### Goal
Scan the data below for the string "MagicalAnalysis". Copy every line where it appears.

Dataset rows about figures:
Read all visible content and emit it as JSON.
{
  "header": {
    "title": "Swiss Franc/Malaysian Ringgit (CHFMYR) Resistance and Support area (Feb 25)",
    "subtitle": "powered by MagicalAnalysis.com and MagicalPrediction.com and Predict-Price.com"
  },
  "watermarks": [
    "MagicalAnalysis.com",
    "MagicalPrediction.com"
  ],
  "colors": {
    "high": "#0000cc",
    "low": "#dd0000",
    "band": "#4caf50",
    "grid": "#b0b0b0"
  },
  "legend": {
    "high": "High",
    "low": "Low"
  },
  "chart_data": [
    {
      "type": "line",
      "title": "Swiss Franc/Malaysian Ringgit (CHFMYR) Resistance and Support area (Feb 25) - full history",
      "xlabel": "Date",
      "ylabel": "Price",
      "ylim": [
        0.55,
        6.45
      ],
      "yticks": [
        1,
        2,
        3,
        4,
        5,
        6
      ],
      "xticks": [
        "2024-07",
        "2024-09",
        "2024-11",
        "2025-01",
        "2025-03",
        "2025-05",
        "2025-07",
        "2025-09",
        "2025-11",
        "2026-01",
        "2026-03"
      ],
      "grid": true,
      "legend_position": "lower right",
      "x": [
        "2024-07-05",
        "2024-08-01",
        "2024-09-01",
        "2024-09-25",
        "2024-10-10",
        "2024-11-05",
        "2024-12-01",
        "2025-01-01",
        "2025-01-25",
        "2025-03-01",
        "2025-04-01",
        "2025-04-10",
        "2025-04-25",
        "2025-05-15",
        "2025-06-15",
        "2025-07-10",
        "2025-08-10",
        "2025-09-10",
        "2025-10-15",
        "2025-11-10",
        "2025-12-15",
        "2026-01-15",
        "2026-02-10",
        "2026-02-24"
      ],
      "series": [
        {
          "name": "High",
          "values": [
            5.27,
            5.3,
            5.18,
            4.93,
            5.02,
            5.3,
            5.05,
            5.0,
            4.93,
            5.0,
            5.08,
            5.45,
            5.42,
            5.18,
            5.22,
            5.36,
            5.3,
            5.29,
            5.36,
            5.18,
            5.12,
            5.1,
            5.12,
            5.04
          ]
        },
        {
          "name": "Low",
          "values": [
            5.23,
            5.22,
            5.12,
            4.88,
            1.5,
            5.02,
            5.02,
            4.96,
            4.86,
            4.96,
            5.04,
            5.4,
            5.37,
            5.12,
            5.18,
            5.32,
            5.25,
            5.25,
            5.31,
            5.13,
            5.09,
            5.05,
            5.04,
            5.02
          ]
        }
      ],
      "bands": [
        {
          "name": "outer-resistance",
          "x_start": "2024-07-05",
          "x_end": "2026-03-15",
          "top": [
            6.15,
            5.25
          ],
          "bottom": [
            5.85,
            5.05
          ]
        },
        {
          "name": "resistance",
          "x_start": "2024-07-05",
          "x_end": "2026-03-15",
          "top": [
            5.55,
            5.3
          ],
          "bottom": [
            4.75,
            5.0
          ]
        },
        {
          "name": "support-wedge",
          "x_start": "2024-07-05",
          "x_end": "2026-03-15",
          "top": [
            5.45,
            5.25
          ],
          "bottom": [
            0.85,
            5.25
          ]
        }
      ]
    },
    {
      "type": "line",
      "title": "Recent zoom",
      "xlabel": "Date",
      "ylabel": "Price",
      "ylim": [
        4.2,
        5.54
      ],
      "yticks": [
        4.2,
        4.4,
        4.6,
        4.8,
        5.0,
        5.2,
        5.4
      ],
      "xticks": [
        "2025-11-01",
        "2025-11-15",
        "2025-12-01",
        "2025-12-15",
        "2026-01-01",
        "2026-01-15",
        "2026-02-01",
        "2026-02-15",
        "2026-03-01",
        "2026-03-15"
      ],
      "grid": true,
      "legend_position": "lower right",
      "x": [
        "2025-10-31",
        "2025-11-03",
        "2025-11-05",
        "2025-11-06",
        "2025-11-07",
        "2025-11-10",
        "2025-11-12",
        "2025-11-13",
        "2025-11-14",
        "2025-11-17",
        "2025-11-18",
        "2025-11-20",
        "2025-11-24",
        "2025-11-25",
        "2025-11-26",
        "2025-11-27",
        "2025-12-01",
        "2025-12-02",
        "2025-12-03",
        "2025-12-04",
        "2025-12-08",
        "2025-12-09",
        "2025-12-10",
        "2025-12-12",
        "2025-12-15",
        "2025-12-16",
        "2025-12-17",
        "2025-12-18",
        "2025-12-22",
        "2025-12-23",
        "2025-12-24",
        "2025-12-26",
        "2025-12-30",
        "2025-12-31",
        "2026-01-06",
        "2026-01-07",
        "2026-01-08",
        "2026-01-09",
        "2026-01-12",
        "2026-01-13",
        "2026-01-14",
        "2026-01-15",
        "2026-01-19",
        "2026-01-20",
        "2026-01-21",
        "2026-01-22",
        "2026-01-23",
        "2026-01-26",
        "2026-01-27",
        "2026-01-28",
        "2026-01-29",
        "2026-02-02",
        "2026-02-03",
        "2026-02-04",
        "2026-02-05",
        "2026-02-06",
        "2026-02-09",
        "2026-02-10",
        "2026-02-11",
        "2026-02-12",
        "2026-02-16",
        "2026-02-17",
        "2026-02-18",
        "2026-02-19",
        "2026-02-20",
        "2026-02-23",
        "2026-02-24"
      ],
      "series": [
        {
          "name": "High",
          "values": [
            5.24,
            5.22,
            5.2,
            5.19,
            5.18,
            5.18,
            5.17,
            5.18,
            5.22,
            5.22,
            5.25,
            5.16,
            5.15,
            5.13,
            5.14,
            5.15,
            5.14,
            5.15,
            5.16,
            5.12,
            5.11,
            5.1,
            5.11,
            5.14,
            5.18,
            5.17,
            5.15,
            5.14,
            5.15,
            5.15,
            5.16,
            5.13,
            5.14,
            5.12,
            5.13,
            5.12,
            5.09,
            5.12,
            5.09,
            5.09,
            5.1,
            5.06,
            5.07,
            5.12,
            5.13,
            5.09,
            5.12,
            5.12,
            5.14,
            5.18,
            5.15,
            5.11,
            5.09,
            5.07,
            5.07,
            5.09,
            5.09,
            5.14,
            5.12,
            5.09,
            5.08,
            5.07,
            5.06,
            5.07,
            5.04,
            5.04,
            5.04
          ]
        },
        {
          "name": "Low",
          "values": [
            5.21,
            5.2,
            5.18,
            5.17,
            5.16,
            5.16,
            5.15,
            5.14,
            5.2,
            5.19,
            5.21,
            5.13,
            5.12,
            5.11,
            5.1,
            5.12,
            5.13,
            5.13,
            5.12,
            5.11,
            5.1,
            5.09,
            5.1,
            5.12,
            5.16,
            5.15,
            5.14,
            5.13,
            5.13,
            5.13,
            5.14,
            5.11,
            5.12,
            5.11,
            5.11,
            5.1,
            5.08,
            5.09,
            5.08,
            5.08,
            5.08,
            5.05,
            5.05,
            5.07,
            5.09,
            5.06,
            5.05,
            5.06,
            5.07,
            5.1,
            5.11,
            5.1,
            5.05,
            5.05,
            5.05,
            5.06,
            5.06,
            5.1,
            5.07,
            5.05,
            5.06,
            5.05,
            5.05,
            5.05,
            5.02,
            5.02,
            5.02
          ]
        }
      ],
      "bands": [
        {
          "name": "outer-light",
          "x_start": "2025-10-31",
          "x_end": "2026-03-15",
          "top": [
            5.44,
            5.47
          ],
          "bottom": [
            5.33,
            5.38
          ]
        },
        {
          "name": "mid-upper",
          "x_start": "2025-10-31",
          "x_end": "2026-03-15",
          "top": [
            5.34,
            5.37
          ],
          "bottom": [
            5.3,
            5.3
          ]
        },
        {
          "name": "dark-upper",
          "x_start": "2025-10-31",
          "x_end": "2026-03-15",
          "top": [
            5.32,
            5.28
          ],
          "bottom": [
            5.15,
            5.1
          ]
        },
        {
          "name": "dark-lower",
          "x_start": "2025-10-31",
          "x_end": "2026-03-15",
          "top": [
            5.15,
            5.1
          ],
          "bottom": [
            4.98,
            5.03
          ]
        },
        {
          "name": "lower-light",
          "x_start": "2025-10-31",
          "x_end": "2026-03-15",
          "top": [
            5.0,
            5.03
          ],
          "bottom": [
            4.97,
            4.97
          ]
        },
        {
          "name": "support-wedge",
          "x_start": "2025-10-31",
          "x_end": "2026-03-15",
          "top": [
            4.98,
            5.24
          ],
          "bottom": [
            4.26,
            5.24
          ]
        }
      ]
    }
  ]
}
--
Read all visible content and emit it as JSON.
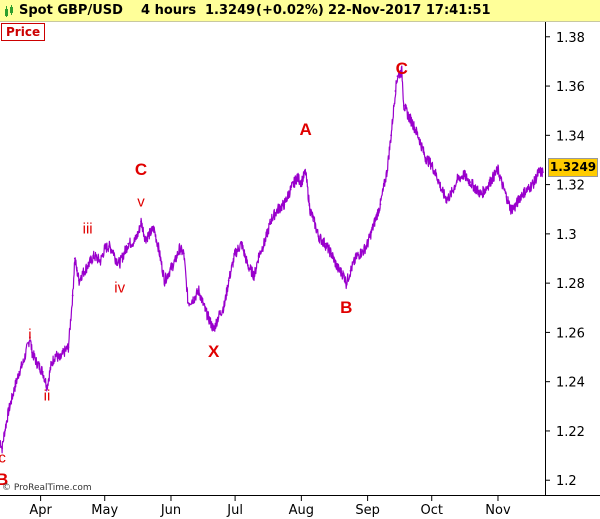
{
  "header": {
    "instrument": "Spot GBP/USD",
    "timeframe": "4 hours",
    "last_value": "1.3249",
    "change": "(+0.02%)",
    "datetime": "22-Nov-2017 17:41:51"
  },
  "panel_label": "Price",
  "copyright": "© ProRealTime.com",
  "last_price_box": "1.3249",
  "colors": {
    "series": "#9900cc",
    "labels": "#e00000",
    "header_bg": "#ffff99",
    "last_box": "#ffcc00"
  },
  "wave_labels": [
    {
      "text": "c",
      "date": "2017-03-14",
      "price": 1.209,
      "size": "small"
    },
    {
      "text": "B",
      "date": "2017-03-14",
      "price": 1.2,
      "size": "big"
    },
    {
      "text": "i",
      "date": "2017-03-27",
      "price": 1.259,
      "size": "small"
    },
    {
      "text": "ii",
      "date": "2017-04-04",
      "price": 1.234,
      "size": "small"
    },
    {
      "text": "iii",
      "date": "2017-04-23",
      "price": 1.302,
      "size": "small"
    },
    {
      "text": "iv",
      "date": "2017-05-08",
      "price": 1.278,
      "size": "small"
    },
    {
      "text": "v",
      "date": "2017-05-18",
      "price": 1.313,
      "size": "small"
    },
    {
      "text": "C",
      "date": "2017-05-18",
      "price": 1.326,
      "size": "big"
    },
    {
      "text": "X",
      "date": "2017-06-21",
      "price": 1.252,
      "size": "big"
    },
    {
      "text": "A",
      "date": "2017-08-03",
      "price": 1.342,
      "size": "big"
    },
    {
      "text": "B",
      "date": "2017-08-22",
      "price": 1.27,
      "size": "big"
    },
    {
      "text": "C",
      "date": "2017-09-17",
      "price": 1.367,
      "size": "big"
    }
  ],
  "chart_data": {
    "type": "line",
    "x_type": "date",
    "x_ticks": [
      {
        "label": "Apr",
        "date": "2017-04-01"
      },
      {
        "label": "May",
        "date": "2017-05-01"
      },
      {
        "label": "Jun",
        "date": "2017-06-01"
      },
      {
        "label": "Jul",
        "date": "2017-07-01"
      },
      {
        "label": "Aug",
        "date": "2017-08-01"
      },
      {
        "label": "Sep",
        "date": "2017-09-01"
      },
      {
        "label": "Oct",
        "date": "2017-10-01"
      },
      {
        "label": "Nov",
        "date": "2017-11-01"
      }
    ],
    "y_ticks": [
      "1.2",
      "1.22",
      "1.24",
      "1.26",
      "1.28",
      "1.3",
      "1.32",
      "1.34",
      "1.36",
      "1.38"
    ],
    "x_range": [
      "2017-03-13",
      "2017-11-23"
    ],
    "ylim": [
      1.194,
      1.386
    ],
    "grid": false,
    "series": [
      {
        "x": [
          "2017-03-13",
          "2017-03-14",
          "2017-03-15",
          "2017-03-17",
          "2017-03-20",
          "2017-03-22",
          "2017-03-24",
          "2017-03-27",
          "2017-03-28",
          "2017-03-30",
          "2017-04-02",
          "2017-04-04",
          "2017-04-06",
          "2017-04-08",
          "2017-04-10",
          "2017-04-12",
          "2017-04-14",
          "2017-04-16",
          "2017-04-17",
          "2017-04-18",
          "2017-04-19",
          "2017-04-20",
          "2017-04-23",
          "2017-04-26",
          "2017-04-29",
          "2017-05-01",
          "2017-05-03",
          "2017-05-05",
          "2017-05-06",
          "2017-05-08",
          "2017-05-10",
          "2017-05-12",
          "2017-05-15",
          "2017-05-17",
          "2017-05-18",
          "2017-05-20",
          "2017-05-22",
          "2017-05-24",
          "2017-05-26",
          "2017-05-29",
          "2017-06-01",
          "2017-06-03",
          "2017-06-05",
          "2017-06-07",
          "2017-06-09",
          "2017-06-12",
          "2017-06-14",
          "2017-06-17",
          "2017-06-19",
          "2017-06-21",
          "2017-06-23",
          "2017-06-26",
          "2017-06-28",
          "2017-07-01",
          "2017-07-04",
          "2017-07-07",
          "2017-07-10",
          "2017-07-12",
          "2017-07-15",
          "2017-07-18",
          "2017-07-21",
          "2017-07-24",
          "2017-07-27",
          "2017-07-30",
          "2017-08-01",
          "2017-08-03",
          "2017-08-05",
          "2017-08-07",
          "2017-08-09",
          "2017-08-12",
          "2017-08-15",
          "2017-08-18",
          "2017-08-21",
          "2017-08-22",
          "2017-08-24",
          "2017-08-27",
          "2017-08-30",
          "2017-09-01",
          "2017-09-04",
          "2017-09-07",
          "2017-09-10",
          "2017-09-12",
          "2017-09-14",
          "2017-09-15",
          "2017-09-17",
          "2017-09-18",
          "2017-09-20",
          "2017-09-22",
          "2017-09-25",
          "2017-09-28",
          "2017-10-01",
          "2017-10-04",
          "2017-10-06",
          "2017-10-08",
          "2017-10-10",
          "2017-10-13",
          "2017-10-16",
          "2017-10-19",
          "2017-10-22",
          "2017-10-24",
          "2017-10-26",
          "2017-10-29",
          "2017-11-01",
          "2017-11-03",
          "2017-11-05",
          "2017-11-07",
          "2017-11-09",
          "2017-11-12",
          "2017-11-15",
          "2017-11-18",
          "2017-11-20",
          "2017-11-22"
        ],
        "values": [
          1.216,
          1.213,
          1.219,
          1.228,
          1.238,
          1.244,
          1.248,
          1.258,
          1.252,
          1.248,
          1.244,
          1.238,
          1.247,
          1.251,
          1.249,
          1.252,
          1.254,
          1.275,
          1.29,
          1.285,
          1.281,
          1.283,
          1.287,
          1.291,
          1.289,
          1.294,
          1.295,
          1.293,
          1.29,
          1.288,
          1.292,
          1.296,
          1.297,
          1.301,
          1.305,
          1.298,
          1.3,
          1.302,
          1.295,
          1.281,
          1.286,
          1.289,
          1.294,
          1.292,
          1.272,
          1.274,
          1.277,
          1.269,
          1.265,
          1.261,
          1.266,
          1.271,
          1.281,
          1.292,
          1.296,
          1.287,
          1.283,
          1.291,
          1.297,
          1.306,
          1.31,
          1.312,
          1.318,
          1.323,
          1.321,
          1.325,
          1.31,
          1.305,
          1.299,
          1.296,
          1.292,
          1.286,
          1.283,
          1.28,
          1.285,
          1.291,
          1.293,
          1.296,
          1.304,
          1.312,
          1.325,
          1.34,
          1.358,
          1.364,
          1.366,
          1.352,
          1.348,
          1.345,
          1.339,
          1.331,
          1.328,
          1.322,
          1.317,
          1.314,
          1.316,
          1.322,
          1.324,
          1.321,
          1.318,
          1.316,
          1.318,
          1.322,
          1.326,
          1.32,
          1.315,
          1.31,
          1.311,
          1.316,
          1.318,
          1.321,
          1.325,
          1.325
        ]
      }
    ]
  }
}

### Output of the exercise
    "subtitle": "powered by MagicalAnalysis.com and MagicalPrediction.com and Predict-Price.com"
    "MagicalAnalysis.com",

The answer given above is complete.